» **WHAT NEEDS TO BE DONE**:
Write every line out verbatim and omit the pictures.

» **INPUT**:
-------------------------
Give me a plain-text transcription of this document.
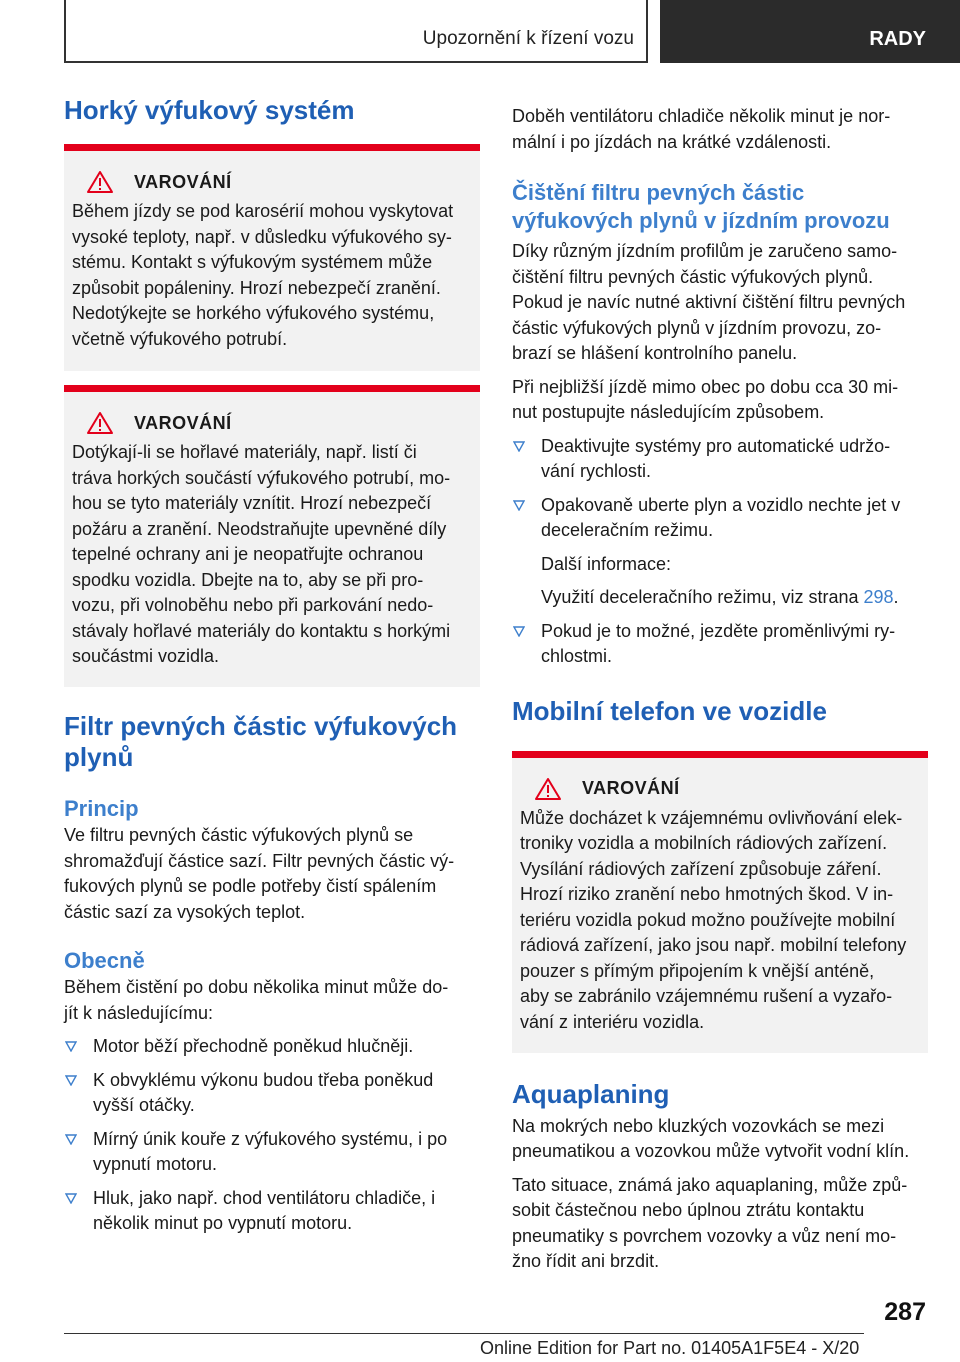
Upozornění k řízení vozu	RADY
Horký výfukový systém
VAROVÁNÍ

Během jízdy se pod karosérií mohou vyskytovat

vysoké teploty, např. v důsledku výfukového sy-

stému. Kontakt s výfukovým systémem může

způsobit popáleniny. Hrozí nebezpečí zranění.

Nedotýkejte se horkého výfukového systému,

včetně výfukového potrubí.

VAROVÁNÍ

Dotýkají-li se hořlavé materiály, např. listí či

tráva horkých součástí výfukového potrubí, mo-

hou se tyto materiály vznítit. Hrozí nebezpečí

požáru a zranění. Neodstraňujte upevněné díly

tepelné ochrany ani je neopatřujte ochranou

spodku vozidla. Dbejte na to, aby se při pro-

vozu, při volnoběhu nebo při parkování nedo-

stávaly hořlavé materiály do kontaktu s horkými

součástmi vozidla.

Filtr pevných částic výfukových
plynů
Princip

Ve filtru pevných částic výfukových plynů se

shromažďují částice sazí. Filtr pevných částic vý-

fukových plynů se podle potřeby čistí spálením

částic sazí za vysokých teplot.

Obecně

Během čistění po dobu několika minut může do-

jít k následujícímu:

Motor běží přechodně poněkud hlučněji.
K obvyklému výkonu budou třeba poněkud
vyšší otáčky.
Mírný únik kouře z výfukového systému, i po
vypnutí motoru.
Hluk, jako např. chod ventilátoru chladiče, i
několik minut po vypnutí motoru.

Doběh ventilátoru chladiče několik minut je nor-

mální i po jízdách na krátké vzdálenosti.

Čištění filtru pevných částic
výfukových plynů v jízdním provozu

Díky různým jízdním profilům je zaručeno samo-

čištění filtru pevných částic výfukových plynů.

Pokud je navíc nutné aktivní čištění filtru pevných

částic výfukových plynů v jízdním provozu, zo-

brazí se hlášení kontrolního panelu.

Při nejbližší jízdě mimo obec po dobu cca 30 mi-

nut postupujte následujícím způsobem.

Deaktivujte systémy pro automatické udržo-
vání rychlosti.
Opakovaně uberte plyn a vozidlo nechte jet v
deceleračním režimu.

Další informace:

Využití deceleračního režimu, viz strana 298.

Pokud je to možné, jezděte proměnlivými ry-
chlostmi.
Mobilní telefon ve vozidle
VAROVÁNÍ

Může docházet k vzájemnému ovlivňování elek-

troniky vozidla a mobilních rádiových zařízení.

Vysílání rádiových zařízení způsobuje záření.

Hrozí riziko zranění nebo hmotných škod. V in-

teriéru vozidla pokud možno používejte mobilní

rádiová zařízení, jako jsou např. mobilní telefony

pouzer s přímým připojením k vnější anténě,

aby se zabránilo vzájemnému rušení a vyzařo-

vání z interiéru vozidla.

Aquaplaning

Na mokrých nebo kluzkých vozovkách se mezi

pneumatikou a vozovkou může vytvořit vodní klín.

Tato situace, známá jako aquaplaning, může způ-

sobit částečnou nebo úplnou ztrátu kontaktu

pneumatiky s povrchem vozovky a vůz není mo-

žno řídit ani brzdit.

287
Online Edition for Part no. 01405A1F5E4 - X/20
-------------------------
» **EXERCISE RESULT**:
Give me a plain-text transcription of this document.
Upozornění k řízení vozu	RADY
Horký výfukový systém
VAROVÁNÍ

Během jízdy se pod karosérií mohou vyskytovat

vysoké teploty, např. v důsledku výfukového sy-

stému. Kontakt s výfukovým systémem může

způsobit popáleniny. Hrozí nebezpečí zranění.

Nedotýkejte se horkého výfukového systému,

včetně výfukového potrubí.

VAROVÁNÍ

Dotýkají-li se hořlavé materiály, např. listí či

tráva horkých součástí výfukového potrubí, mo-

hou se tyto materiály vznítit. Hrozí nebezpečí

požáru a zranění. Neodstraňujte upevněné díly

tepelné ochrany ani je neopatřujte ochranou

spodku vozidla. Dbejte na to, aby se při pro-

vozu, při volnoběhu nebo při parkování nedo-

stávaly hořlavé materiály do kontaktu s horkými

součástmi vozidla.

Filtr pevných částic výfukových
plynů
Princip

Ve filtru pevných částic výfukových plynů se

shromažďují částice sazí. Filtr pevných částic vý-

fukových plynů se podle potřeby čistí spálením

částic sazí za vysokých teplot.

Obecně

Během čistění po dobu několika minut může do-

jít k následujícímu:

Motor běží přechodně poněkud hlučněji.
K obvyklému výkonu budou třeba poněkud
vyšší otáčky.
Mírný únik kouře z výfukového systému, i po
vypnutí motoru.
Hluk, jako např. chod ventilátoru chladiče, i
několik minut po vypnutí motoru.

Doběh ventilátoru chladiče několik minut je nor-

mální i po jízdách na krátké vzdálenosti.

Čištění filtru pevných částic
výfukových plynů v jízdním provozu

Díky různým jízdním profilům je zaručeno samo-

čištění filtru pevných částic výfukových plynů.

Pokud je navíc nutné aktivní čištění filtru pevných

částic výfukových plynů v jízdním provozu, zo-

brazí se hlášení kontrolního panelu.

Při nejbližší jízdě mimo obec po dobu cca 30 mi-

nut postupujte následujícím způsobem.

Deaktivujte systémy pro automatické udržo-
vání rychlosti.
Opakovaně uberte plyn a vozidlo nechte jet v
deceleračním režimu.

Další informace:

Využití deceleračního režimu, viz strana 298.

Pokud je to možné, jezděte proměnlivými ry-
chlostmi.
Mobilní telefon ve vozidle
VAROVÁNÍ

Může docházet k vzájemnému ovlivňování elek-

troniky vozidla a mobilních rádiových zařízení.

Vysílání rádiových zařízení způsobuje záření.

Hrozí riziko zranění nebo hmotných škod. V in-

teriéru vozidla pokud možno používejte mobilní

rádiová zařízení, jako jsou např. mobilní telefony

pouzer s přímým připojením k vnější anténě,

aby se zabránilo vzájemnému rušení a vyzařo-

vání z interiéru vozidla.

Aquaplaning

Na mokrých nebo kluzkých vozovkách se mezi

pneumatikou a vozovkou může vytvořit vodní klín.

Tato situace, známá jako aquaplaning, může způ-

sobit částečnou nebo úplnou ztrátu kontaktu

pneumatiky s povrchem vozovky a vůz není mo-

žno řídit ani brzdit.

287
Online Edition for Part no. 01405A1F5E4 - X/20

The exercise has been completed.